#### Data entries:
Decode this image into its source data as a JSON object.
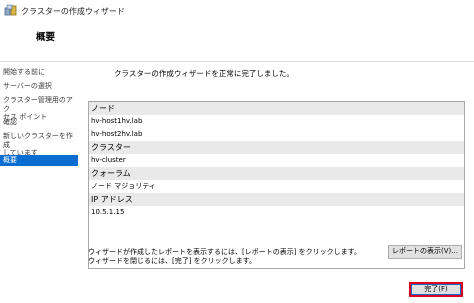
{
  "window": {
    "title": "クラスターの作成ウィザード"
  },
  "header": {
    "page_title": "概要"
  },
  "sidebar": {
    "items": [
      {
        "label": "開始する前に",
        "selected": false
      },
      {
        "label": "サーバーの選択",
        "selected": false
      },
      {
        "label": "クラスター管理用のアク\nセス ポイント",
        "selected": false
      },
      {
        "label": "確認",
        "selected": false
      },
      {
        "label": "新しいクラスターを作成\nしています",
        "selected": false
      },
      {
        "label": "概要",
        "selected": true
      }
    ]
  },
  "main": {
    "status_text": "クラスターの作成ウィザードを正常に完了しました。",
    "report_rows": [
      {
        "text": "ノード",
        "section": true
      },
      {
        "text": "hv-host1hv.lab",
        "section": false
      },
      {
        "text": "hv-host2hv.lab",
        "section": false
      },
      {
        "text": "クラスター",
        "section": true
      },
      {
        "text": "hv-cluster",
        "section": false
      },
      {
        "text": "クォーラム",
        "section": true
      },
      {
        "text": "ノード マジョリティ",
        "section": false
      },
      {
        "text": "IP アドレス",
        "section": true
      },
      {
        "text": "10.5.1.15",
        "section": false
      }
    ],
    "note_line1": "ウィザードが作成したレポートを表示するには、[レポートの表示] をクリックします。",
    "note_line2": "ウィザードを閉じるには、[完了] をクリックします。",
    "view_report_label": "レポートの表示(V)..."
  },
  "footer": {
    "finish_label": "完了(F)"
  },
  "colors": {
    "accent": "#0a6dcf",
    "highlight": "#e0001a"
  }
}
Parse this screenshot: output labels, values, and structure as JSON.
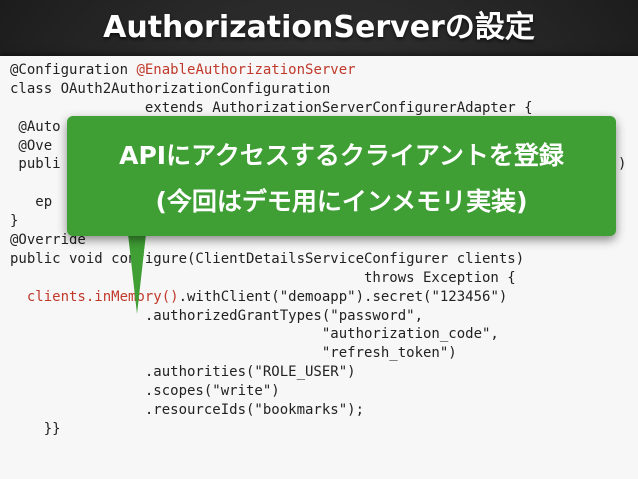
{
  "slide": {
    "title": "AuthorizationServerの設定"
  },
  "code": {
    "lines": [
      {
        "text": "@Configuration ",
        "annotation": "@EnableAuthorizationServer"
      },
      {
        "text": "class OAuth2AuthorizationConfiguration"
      },
      {
        "text": "                extends AuthorizationServerConfigurerAdapter {"
      },
      {
        "text": " @Auto"
      },
      {
        "text": " @Ove"
      },
      {
        "text": " publi",
        "tail": ")"
      },
      {
        "text": ""
      },
      {
        "text": "   ep"
      },
      {
        "text": "}"
      },
      {
        "text": "@Override"
      },
      {
        "text": "public void configure(ClientDetailsServiceConfigurer clients)"
      },
      {
        "text": "                                          throws Exception {"
      },
      {
        "prefix": "  ",
        "highlight": "clients.inMemory()",
        "text": ".withClient(\"demoapp\").secret(\"123456\")"
      },
      {
        "text": "                .authorizedGrantTypes(\"password\","
      },
      {
        "text": "                                     \"authorization_code\","
      },
      {
        "text": "                                     \"refresh_token\")"
      },
      {
        "text": "                .authorities(\"ROLE_USER\")"
      },
      {
        "text": "                .scopes(\"write\")"
      },
      {
        "text": "                .resourceIds(\"bookmarks\");"
      },
      {
        "text": "    }}"
      }
    ]
  },
  "callout": {
    "line1": "APIにアクセスするクライアントを登録",
    "line2": "(今回はデモ用にインメモリ実装)",
    "color": "#3f9f35"
  },
  "colors": {
    "annotation": "#c0392b",
    "background": "#222222",
    "panel": "#f7f7f7"
  }
}
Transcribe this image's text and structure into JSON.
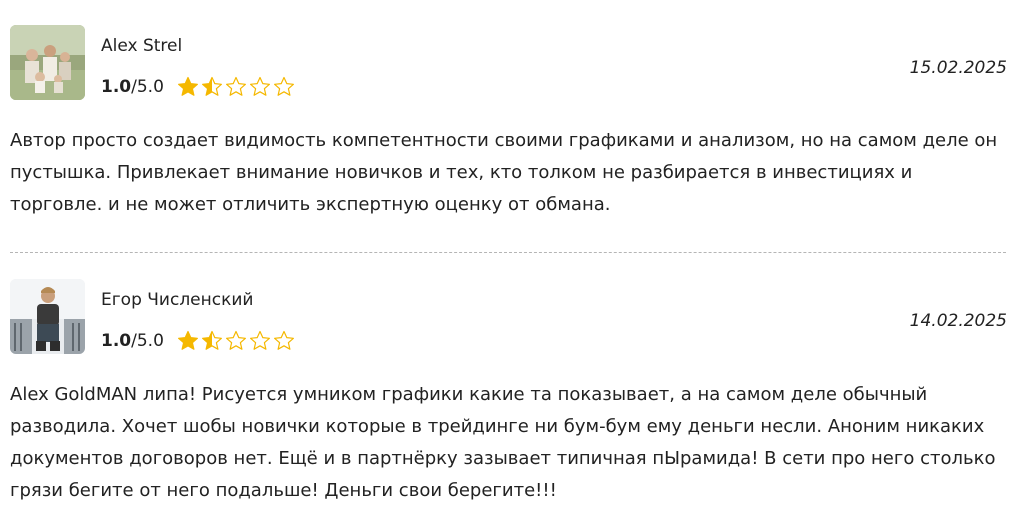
{
  "reviews": [
    {
      "author": "Alex Strel",
      "score": "1.0",
      "scale": "/5.0",
      "stars_filled": 1.5,
      "stars_total": 5,
      "date": "15.02.2025",
      "text": "Автор просто создает видимость компетентности своими графиками и анализом, но на самом деле он пустышка. Привлекает внимание новичков и тех, кто толком не разбирается в инвестициях и торговле. и не может отличить экспертную оценку от обмана."
    },
    {
      "author": "Егор Численский",
      "score": "1.0",
      "scale": "/5.0",
      "stars_filled": 1.5,
      "stars_total": 5,
      "date": "14.02.2025",
      "text": "Alex GoldMAN липа! Рисуется умником графики какие та показывает, а на самом деле обычный разводила. Хочет шобы новички которые в трейдинге ни бум-бум ему деньги несли. Аноним никаких документов договоров нет. Ещё и в партнёрку зазывает типичная пЫрамида! В сети про него столько грязи бегите от него подальше! Деньги свои берегите!!!"
    }
  ],
  "colors": {
    "star": "#f5b800",
    "star_outline": "#f5b800"
  }
}
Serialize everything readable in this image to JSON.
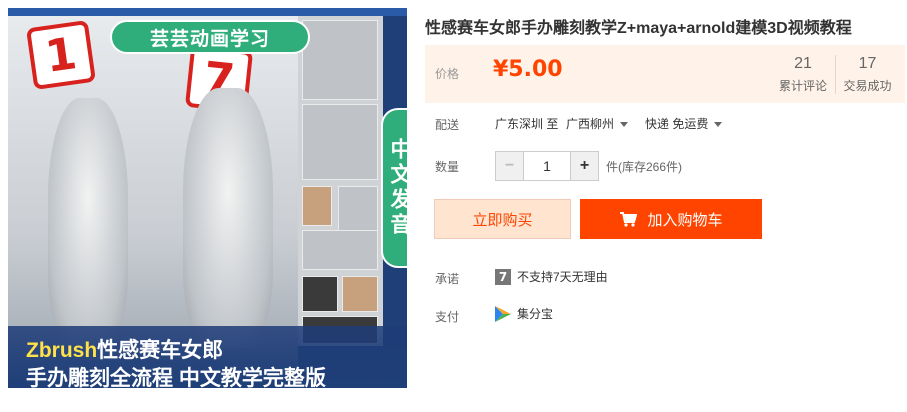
{
  "gallery": {
    "top_banner": "芸芸动画学习",
    "sign_left": "1",
    "sign_right": "7",
    "side_banner": "中文发音",
    "bottom_line1_highlight": "Zbrush",
    "bottom_line1_rest": "性感赛车女郎",
    "bottom_line2": "手办雕刻全流程 中文教学完整版"
  },
  "product": {
    "title": "性感赛车女郎手办雕刻教学Z+maya+arnold建模3D视频教程"
  },
  "price": {
    "label": "价格",
    "value": "¥5.00",
    "reviews_count": "21",
    "reviews_label": "累计评论",
    "sales_count": "17",
    "sales_label": "交易成功"
  },
  "delivery": {
    "label": "配送",
    "from": "广东深圳 至",
    "to": "广西柳州",
    "method": "快递 免运费"
  },
  "quantity": {
    "label": "数量",
    "minus": "−",
    "value": "1",
    "plus": "+",
    "stock": "件(库存266件)"
  },
  "actions": {
    "buy_now": "立即购买",
    "add_to_cart": "加入购物车"
  },
  "promise": {
    "label": "承诺",
    "icon_text": "7",
    "text": "不支持7天无理由"
  },
  "payment": {
    "label": "支付",
    "method": "集分宝"
  },
  "colors": {
    "accent": "#ff4400",
    "price_bg": "#fff2e8",
    "banner_green": "#2fae7c"
  }
}
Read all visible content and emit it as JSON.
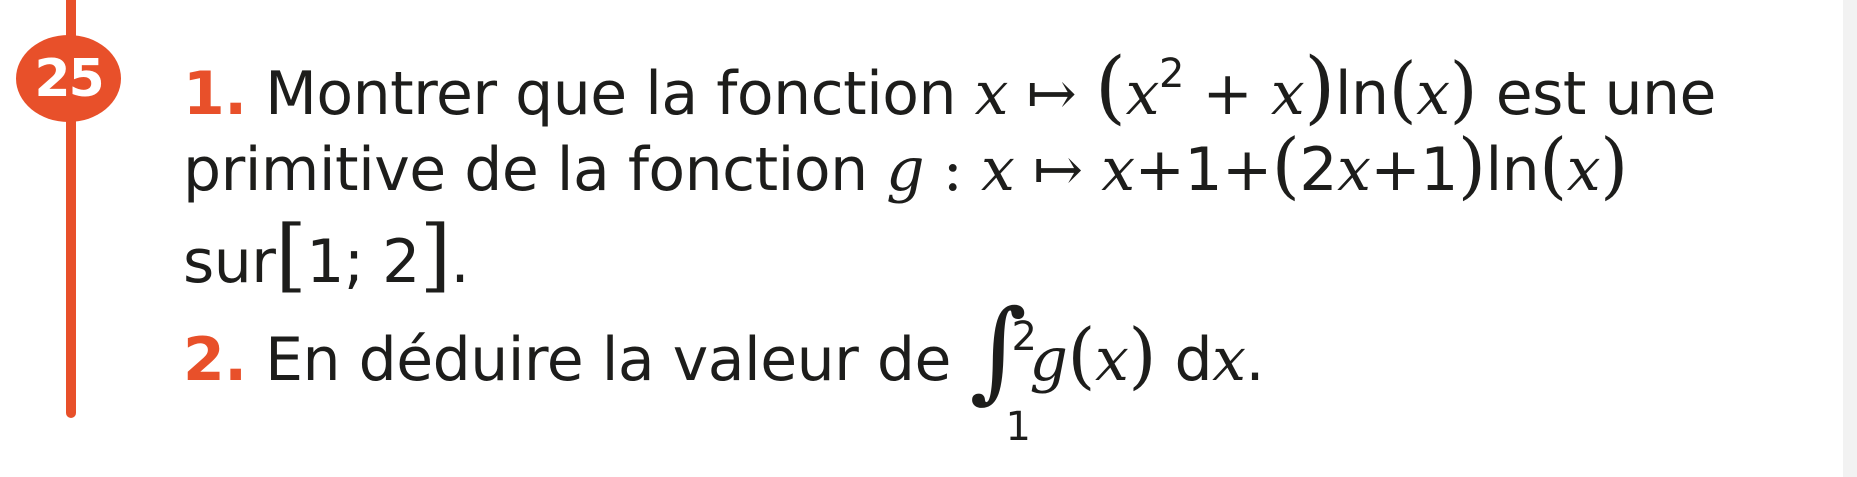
{
  "exercise": {
    "number": "25",
    "q1": {
      "label": "1.",
      "text_a": " Montrer que la fonction ",
      "text_b": " est une",
      "line2_text": "primitive de la fonction ",
      "line3_text": "sur"
    },
    "q2": {
      "label": "2.",
      "text_a": " En déduire la valeur de ",
      "integral_upper": "2",
      "integral_lower": "1"
    }
  }
}
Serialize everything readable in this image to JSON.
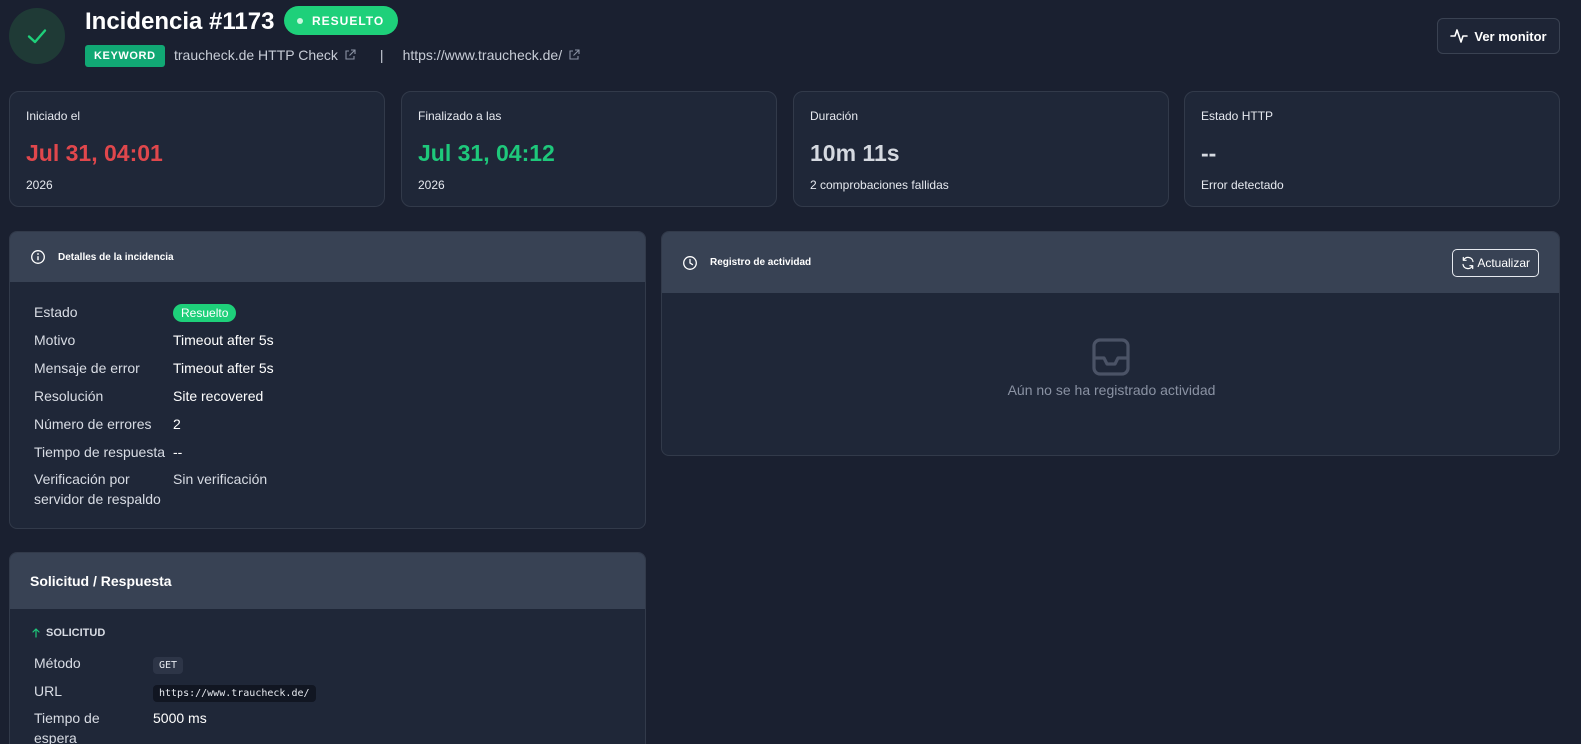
{
  "header": {
    "title": "Incidencia #1173",
    "status_pill": "RESUELTO",
    "keyword_badge": "KEYWORD",
    "monitor_name": "traucheck.de HTTP Check",
    "separator": "|",
    "monitor_url": "https://www.traucheck.de/",
    "view_monitor_label": "Ver monitor"
  },
  "stats": [
    {
      "label": "Iniciado el",
      "value": "Jul 31, 04:01",
      "sub": "2026",
      "color": "#e0474c"
    },
    {
      "label": "Finalizado a las",
      "value": "Jul 31, 04:12",
      "sub": "2026",
      "color": "#1ec87b"
    },
    {
      "label": "Duración",
      "value": "10m 11s",
      "sub": "2 comprobaciones fallidas",
      "color": "#d5d9e0"
    },
    {
      "label": "Estado HTTP",
      "value": "--",
      "sub": "Error detectado",
      "color": "#d5d9e0"
    }
  ],
  "details": {
    "title": "Detalles de la incidencia",
    "rows": [
      {
        "label": "Estado",
        "value": "Resuelto"
      },
      {
        "label": "Motivo",
        "value": "Timeout after 5s"
      },
      {
        "label": "Mensaje de error",
        "value": "Timeout after 5s"
      },
      {
        "label": "Resolución",
        "value": "Site recovered"
      },
      {
        "label": "Número de errores",
        "value": "2"
      },
      {
        "label": "Tiempo de respuesta",
        "value": "--"
      },
      {
        "label": "Verificación por",
        "label2": "servidor de respaldo",
        "value": "Sin verificación"
      }
    ]
  },
  "activity": {
    "title": "Registro de actividad",
    "refresh_label": "Actualizar",
    "empty_text": "Aún no se ha registrado actividad"
  },
  "request": {
    "title": "Solicitud / Respuesta",
    "section_label": "SOLICITUD",
    "rows": [
      {
        "label": "Método",
        "value": "GET"
      },
      {
        "label": "URL",
        "value": "https://www.traucheck.de/"
      },
      {
        "label": "Tiempo de",
        "label2": "espera",
        "value": "5000 ms"
      }
    ]
  },
  "colors": {
    "accent_green": "#1ed07a",
    "error_red": "#e0474c",
    "background": "#1a2030"
  }
}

#### Instructions for the task:
Find all lines holding the string "JSON" and copy them.

#### Exercise answer:
Decode this image into its source data as a JSON object.
Parse this screenshot: output labels, values, and structure as JSON.
Transcribe this image's text and structure into JSON.
Serialize everything readable in this image to JSON.
Read all visible content and emit it as JSON.
Serialize everything readable in this image to JSON.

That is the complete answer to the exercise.